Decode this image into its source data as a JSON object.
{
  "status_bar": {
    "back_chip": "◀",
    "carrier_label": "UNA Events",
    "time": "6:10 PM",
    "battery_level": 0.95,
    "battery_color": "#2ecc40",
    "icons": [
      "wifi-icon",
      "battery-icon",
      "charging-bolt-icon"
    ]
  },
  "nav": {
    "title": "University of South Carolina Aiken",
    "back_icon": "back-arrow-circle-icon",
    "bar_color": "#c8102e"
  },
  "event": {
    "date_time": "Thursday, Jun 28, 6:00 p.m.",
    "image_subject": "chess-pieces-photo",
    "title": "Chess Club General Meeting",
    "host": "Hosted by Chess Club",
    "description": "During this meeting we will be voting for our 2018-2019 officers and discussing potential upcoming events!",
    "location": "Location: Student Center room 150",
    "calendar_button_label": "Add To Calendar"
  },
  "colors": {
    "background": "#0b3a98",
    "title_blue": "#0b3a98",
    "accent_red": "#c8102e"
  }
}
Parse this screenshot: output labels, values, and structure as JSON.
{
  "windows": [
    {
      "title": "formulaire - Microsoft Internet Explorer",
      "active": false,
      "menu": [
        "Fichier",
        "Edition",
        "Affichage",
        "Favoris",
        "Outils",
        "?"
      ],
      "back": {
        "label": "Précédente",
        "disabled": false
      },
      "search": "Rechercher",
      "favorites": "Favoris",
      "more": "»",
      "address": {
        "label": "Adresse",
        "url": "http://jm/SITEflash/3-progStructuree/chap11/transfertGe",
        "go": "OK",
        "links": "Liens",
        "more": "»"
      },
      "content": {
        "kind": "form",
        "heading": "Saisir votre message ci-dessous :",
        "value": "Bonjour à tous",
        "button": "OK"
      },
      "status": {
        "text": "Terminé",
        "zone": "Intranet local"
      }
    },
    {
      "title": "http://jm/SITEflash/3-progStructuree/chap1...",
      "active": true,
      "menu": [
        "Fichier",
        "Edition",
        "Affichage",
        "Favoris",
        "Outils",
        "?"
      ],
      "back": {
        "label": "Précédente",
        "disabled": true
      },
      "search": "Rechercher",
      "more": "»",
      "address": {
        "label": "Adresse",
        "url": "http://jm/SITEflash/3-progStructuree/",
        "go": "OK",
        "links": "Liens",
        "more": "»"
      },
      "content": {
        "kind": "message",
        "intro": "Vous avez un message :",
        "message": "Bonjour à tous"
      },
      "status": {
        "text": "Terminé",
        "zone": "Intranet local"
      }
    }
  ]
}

### To do:
Above are the entries; count how many of their lines contain the word "SITEflash" and give only that number.

### Response for this exercise:
3